Short exercise ▸ From the listing below, pull out every line where the string "third" appears.

═════ Material

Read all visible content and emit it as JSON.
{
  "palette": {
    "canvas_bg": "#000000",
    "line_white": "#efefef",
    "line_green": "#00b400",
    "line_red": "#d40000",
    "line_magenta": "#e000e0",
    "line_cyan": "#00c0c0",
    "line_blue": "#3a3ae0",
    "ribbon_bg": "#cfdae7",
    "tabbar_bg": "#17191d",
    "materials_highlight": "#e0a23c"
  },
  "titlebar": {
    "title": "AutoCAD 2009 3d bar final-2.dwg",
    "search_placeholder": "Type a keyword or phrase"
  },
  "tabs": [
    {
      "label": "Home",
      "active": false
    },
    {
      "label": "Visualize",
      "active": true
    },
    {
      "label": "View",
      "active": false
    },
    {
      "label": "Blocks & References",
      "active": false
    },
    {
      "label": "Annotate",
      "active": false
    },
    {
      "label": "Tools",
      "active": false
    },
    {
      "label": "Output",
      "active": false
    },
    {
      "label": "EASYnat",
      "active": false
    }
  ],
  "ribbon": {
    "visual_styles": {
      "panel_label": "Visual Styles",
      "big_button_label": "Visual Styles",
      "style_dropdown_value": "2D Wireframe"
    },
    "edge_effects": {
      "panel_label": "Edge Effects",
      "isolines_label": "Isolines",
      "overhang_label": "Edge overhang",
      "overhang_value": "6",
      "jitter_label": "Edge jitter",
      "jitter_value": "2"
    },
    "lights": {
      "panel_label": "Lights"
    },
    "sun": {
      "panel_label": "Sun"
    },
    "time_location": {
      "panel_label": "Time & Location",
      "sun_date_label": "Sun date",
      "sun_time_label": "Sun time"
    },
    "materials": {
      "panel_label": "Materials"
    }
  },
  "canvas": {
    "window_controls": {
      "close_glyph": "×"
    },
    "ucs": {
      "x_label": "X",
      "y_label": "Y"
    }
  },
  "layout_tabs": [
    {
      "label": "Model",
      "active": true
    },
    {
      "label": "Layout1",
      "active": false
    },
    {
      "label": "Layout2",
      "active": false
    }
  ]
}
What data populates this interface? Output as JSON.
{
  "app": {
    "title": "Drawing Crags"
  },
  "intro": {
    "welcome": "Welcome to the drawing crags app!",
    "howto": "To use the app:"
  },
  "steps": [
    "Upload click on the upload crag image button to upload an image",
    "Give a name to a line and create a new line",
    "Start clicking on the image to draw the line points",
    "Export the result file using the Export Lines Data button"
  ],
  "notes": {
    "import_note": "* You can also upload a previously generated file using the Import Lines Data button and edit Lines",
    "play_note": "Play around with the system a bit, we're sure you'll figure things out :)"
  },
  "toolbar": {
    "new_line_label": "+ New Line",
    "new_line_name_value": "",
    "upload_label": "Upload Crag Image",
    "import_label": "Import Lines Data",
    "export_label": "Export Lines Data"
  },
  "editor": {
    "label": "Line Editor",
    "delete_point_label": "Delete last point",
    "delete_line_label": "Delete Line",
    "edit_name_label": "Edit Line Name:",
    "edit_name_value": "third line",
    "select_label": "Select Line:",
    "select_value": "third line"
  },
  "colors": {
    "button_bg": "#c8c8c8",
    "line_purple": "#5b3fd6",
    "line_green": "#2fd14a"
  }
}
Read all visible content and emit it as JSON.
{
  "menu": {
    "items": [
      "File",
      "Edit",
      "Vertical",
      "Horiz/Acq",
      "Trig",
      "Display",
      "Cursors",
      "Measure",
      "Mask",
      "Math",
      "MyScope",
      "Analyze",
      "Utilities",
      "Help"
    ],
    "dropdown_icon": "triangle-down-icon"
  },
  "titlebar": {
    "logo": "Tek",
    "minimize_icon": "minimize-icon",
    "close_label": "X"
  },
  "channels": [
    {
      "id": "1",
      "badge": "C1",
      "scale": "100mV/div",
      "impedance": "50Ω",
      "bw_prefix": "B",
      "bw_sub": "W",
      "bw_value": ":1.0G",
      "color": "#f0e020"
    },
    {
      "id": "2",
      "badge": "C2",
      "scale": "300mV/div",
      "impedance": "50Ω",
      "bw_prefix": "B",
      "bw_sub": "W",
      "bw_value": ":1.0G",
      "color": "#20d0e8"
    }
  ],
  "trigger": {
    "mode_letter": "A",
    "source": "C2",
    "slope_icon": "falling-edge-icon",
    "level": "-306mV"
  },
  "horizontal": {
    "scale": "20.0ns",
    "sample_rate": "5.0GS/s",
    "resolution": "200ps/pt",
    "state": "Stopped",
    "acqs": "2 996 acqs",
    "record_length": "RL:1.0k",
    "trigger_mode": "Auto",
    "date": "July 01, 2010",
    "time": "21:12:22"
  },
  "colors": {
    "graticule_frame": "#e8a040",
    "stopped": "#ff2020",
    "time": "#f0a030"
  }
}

══════════

Correct response ▸
    "edit_name_value": "third line",
    "select_value": "third line"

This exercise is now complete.